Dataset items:

________________________________________

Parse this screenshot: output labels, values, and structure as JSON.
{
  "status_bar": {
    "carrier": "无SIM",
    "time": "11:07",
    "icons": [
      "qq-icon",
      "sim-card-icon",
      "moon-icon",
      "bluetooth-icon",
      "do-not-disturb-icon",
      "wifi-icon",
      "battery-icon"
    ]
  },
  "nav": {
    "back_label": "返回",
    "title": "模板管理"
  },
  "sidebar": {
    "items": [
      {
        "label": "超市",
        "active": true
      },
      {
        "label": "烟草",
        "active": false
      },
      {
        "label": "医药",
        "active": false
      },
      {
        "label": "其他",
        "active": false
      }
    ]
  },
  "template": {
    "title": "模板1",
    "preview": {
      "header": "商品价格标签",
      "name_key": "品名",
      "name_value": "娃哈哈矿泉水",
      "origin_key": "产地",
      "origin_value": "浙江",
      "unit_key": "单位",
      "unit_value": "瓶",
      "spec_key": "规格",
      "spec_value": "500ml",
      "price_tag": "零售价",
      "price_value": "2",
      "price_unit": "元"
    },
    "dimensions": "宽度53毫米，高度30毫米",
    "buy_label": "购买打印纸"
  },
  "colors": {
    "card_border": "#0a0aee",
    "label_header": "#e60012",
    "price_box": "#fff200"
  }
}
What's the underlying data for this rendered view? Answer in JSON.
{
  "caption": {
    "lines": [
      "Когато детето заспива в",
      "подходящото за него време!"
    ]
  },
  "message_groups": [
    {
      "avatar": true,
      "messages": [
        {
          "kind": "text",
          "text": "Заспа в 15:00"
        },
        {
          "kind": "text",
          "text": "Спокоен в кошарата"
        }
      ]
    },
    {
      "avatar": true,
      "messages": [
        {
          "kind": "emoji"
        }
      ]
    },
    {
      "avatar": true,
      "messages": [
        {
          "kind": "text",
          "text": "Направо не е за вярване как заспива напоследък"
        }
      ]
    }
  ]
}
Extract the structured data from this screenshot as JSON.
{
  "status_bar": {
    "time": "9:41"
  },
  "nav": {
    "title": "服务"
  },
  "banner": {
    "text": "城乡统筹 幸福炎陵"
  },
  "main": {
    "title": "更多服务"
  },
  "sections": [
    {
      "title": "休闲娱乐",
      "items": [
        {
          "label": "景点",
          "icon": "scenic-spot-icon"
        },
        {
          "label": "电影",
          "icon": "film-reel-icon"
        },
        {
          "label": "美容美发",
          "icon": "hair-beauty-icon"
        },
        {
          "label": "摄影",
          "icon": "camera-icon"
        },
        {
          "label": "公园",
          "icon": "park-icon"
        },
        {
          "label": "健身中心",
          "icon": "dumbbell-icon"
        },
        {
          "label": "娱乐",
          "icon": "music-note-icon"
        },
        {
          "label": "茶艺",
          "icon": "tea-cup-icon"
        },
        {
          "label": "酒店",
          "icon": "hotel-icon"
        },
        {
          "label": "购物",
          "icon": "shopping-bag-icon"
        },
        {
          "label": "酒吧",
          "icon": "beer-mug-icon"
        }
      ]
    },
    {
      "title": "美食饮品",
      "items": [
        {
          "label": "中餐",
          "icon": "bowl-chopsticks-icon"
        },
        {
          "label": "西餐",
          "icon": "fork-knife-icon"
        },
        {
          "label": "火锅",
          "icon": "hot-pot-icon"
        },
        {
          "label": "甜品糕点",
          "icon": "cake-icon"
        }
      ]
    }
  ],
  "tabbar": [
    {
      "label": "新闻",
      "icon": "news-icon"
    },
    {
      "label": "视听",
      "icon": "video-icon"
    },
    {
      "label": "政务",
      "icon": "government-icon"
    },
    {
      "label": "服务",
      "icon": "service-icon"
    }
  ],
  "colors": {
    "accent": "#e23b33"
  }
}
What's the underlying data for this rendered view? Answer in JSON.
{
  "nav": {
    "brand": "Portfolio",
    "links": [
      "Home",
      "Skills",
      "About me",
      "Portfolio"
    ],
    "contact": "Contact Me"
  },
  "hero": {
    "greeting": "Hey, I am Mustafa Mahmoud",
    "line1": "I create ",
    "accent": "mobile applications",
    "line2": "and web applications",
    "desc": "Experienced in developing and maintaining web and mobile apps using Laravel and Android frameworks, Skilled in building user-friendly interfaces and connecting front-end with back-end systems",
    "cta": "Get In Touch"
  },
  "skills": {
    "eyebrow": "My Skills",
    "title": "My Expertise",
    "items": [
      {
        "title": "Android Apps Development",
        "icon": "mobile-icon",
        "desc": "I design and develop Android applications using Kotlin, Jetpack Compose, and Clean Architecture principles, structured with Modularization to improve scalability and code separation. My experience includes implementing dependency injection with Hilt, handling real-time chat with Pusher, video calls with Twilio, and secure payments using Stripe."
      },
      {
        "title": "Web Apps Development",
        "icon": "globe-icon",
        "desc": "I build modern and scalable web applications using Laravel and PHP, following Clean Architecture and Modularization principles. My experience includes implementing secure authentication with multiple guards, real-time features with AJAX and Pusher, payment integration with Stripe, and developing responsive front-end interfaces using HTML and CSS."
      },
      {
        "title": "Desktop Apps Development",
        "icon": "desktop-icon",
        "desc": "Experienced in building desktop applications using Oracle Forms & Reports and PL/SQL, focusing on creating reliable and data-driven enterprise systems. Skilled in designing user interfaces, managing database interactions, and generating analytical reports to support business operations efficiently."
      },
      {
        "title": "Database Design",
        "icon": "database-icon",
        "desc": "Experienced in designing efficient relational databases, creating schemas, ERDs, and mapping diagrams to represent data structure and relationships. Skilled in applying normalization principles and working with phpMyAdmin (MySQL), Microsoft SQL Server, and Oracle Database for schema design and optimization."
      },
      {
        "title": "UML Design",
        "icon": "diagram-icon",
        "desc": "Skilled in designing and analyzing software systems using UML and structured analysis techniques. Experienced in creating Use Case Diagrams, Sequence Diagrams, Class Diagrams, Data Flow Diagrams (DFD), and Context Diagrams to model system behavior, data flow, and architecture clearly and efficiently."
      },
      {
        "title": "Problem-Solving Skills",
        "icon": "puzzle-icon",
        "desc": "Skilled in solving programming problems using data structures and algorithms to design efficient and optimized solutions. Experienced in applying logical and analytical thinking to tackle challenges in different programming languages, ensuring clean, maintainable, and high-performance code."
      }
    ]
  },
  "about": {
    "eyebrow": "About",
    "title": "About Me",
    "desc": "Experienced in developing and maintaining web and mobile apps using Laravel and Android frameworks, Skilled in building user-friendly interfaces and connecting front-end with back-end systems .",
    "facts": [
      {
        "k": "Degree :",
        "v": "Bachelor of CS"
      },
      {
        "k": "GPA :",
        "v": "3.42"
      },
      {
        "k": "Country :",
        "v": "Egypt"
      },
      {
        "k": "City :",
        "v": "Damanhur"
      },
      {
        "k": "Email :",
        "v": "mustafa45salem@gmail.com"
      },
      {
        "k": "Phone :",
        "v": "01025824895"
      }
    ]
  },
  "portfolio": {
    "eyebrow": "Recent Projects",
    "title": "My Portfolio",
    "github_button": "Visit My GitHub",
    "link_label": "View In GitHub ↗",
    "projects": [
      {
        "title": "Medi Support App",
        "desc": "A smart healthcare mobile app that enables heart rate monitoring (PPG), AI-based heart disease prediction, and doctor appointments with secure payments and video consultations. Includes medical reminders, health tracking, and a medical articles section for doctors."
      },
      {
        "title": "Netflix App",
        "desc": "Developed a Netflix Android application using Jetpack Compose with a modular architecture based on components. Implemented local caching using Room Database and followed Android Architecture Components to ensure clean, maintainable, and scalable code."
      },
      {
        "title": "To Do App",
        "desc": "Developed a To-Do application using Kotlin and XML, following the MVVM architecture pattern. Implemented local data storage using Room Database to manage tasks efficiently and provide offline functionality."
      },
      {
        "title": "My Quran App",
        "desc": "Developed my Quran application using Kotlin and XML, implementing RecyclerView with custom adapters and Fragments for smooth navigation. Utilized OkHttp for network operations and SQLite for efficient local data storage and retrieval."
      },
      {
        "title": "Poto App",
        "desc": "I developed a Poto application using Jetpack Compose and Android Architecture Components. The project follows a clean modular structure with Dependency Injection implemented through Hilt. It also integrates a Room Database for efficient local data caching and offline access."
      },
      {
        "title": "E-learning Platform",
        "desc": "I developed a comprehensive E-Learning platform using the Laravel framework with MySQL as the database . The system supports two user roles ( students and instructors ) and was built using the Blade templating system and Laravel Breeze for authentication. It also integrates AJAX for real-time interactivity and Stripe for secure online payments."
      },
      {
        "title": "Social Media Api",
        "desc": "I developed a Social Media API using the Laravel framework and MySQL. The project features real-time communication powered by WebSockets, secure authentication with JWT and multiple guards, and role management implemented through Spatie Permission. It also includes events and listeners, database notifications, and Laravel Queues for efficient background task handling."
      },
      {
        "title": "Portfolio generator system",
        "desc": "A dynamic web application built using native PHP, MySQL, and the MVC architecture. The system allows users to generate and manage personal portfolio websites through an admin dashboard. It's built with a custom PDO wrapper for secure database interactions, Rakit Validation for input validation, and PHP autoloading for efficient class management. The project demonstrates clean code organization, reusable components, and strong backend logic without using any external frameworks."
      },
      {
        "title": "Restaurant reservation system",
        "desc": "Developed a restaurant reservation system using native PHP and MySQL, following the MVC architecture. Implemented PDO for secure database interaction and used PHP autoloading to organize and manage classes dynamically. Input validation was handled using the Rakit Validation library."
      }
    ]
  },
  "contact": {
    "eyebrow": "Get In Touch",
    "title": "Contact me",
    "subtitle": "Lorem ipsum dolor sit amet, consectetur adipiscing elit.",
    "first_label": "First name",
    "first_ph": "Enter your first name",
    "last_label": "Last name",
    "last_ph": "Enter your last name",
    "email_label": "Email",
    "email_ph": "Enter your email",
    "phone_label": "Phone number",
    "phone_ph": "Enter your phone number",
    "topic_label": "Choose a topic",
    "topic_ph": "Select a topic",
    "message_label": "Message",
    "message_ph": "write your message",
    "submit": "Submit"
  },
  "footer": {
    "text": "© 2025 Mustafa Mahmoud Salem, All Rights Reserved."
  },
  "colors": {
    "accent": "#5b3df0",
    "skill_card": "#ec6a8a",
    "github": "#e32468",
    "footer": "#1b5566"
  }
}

________________________________________

Task goal:
Copy every line in the entries above that has the string "JSON" in it.

Task response:
Parse this screenshot: output labels, values, and structure as JSON.
What's the underlying data for this rendered view? Answer in JSON.
Extract the structured data from this screenshot as JSON.
What's the underlying data for this rendered view? Answer in JSON.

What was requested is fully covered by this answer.